## QUESTIONS
1) Decide whether each statement below agrees with the section on oxytocin methylation. Answer yes or no for each, and quote the exact words from the section that settle it.
(a) The study's sequencing method was Oxford Nanopore Technology Sequencing.
(b) OXTR gene methylation was lower in AUD than in healthy controls.
(c) PJP drafted the manuscript.
2) Return the part of the section on oxytocin methylation between "4.2 Conclusion" and "of the article.", inclusive, copied word for word.
3) Answer these questions from the section on oxytocin methylation.
(a) Which type of error becomes more likely because of the difference in group sizes and the nonparametric testing?
(b) Who carried out the laboratory and statistical analysis?
(c) What is OT gene methylation linked to?

Regarding the experimental/technical methods used in this study, namely, Sanger sequencing, it is important to point out that modern sequencing methods, such as target enrichment sequencing and Oxford Nanopore Technology Sequencing, have methodic advantages compared with Sanger [58]. On the other hand, Sanger sequencing is the gold standard for comparison and investigation of specific genetic loci. Concerning its accuracy for measuring single promoter regions, our research group has shown that it achieves comparable results with ONT-S when analysing promoter methylation [59]. Nonetheless, future studies investigating the Oxytocin system in addiction and across the sexes should use more modern sequencing techniques such as ONT-S. One methodological limitation of the present study is the difference in group sizes between controls and patients. In detail, this group difference and nonparametric testing increase the probability of a type two error, that is, not rejecting the null hypothesis even though the alternative hypothesis is true. Future studies would need more balanced samples to minimize such effects on reliability.
4.2 Conclusion
In summary, our study is the first to report an association between AUD and OT and OXTR gene methylation. Methylation of the OXTR gene is reduced in AUD compared with healthy controls, with OT gene methylation being linked to craving and withdrawal severity, possibly via the interplay between the oxytocin system and the HPA-axis. Our results suggest that future studies on the use of oxytocin as a therapeutic agent need to consider epigenetic regulation of its receptor and gene as a mechanism that could influence oxytocin's effect on craving and withdrawal symptoms.
Author Contributions
PJP, MR, SB and TH designed the study and collected the data. Laboratory and statistical analysis were performed by PJP, MR and AFH. The manuscript was drafted by PJP and critically revised by MR, SB, TH, HF and AG. All authors read the final version of the article.

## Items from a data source
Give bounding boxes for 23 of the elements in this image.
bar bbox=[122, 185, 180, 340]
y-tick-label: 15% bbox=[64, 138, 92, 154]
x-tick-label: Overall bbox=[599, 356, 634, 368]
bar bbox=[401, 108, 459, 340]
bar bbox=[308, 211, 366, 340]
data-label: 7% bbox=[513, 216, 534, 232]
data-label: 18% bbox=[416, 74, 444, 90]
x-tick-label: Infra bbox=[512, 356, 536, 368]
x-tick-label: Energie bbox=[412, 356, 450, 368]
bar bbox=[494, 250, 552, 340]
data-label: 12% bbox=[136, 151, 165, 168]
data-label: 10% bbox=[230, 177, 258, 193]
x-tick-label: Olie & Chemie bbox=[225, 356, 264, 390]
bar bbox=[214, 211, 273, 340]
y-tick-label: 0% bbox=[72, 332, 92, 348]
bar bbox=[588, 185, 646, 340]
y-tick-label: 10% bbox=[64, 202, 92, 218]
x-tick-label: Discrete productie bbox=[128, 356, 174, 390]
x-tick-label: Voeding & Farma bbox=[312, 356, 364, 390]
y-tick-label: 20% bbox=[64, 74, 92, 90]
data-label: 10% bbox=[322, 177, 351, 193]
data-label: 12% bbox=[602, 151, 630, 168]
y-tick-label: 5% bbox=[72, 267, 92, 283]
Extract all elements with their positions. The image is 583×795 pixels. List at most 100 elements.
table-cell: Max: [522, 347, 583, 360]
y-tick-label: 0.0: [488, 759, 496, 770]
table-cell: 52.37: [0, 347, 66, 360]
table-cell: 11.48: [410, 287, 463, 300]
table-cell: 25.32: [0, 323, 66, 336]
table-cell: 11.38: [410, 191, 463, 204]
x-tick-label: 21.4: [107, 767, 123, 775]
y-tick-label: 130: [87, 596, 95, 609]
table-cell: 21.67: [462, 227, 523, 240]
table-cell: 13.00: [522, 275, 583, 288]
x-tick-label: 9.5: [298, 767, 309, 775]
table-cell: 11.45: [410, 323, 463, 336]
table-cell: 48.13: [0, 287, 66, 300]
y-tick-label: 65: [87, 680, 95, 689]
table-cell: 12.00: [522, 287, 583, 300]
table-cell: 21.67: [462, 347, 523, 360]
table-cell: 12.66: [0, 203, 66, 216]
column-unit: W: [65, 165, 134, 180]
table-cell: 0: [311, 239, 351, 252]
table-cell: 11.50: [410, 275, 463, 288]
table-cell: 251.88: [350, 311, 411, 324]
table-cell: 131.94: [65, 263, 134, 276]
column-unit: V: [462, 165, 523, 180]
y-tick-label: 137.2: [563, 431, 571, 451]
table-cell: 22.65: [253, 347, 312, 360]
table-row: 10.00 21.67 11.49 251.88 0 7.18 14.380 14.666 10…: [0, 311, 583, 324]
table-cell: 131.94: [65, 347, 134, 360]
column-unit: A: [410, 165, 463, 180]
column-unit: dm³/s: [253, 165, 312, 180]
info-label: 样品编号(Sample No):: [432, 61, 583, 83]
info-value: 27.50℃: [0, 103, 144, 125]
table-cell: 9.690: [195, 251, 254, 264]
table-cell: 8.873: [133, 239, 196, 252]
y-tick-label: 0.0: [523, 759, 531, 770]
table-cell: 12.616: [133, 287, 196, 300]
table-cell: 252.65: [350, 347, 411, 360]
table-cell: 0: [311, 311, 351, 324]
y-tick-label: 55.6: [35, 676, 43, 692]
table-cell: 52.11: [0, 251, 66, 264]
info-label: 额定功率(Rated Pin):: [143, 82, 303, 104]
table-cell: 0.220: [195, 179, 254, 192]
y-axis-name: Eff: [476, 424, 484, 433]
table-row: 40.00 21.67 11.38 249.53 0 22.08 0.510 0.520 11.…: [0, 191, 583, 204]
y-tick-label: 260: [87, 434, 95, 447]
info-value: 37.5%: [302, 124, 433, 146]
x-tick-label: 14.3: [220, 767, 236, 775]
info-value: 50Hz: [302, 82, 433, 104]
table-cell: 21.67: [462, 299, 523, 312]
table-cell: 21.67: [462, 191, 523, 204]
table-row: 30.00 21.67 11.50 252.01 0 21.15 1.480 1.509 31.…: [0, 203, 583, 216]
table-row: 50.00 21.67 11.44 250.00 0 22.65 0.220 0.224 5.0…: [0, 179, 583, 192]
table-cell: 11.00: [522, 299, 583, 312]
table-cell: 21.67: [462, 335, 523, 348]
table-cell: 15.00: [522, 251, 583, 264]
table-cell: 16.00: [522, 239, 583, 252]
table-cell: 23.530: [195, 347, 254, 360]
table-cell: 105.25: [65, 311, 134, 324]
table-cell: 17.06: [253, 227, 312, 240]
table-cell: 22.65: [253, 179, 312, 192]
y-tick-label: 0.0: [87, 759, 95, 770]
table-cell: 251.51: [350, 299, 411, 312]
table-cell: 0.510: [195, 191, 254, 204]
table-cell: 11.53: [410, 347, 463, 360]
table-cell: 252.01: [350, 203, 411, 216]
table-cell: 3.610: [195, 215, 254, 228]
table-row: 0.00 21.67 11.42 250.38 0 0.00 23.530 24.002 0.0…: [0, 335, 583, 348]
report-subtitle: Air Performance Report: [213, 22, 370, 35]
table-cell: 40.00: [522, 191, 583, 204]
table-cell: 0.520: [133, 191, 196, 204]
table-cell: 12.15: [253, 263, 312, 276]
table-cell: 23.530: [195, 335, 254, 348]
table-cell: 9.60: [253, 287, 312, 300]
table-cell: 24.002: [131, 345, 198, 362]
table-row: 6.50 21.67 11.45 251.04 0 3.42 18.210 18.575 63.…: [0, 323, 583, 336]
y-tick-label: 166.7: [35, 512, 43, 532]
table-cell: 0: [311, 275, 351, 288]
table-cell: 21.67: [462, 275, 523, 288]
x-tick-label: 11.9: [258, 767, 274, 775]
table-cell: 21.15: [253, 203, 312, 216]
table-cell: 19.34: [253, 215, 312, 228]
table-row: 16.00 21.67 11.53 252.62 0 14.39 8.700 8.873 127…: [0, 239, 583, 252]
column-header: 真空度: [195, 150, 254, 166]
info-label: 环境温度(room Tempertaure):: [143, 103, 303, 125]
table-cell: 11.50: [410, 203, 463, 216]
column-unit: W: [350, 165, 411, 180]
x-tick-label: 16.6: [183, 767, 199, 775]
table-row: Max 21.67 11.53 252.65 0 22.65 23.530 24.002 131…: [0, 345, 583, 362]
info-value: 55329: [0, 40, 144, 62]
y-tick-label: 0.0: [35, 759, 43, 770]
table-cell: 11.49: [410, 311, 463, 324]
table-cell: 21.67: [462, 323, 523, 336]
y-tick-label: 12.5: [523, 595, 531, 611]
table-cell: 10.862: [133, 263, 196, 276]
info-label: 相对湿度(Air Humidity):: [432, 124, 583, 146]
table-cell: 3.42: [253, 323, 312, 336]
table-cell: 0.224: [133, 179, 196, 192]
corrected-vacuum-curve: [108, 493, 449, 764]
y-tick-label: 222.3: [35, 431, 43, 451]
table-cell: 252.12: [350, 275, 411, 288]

## SOLUTIONS IN ORDER
1)
(a) No: "namely, Sanger sequencing"
(b) Yes: "Methylation of the OXTR gene is reduced in AUD compared with healthy controls"
(c) Yes: "The manuscript was drafted by PJP"

2)
4.2 Conclusion
In summary, our study is the first to report an association between AUD and OT and OXTR gene methylation. Methylation of the OXTR gene is reduced in AUD compared with healthy controls, with OT gene methylation being linked to craving and withdrawal severity, possibly via the interplay between the oxytocin system and the HPA-axis. Our results suggest that future studies on the use of oxytocin as a therapeutic agent need to consider epigenetic regulation of its receptor and gene as a mechanism that could influence oxytocin's effect on craving and withdrawal symptoms.
Author Contributions
PJP, MR, SB and TH designed the study and collected the data. Laboratory and statistical analysis were performed by PJP, MR and AFH. The manuscript was drafted by PJP and critically revised by MR, SB, TH, HF and AG. All authors read the final version of the article.

3)
(a) A type two error
(b) PJP, MR and AFH
(c) Craving and withdrawal severity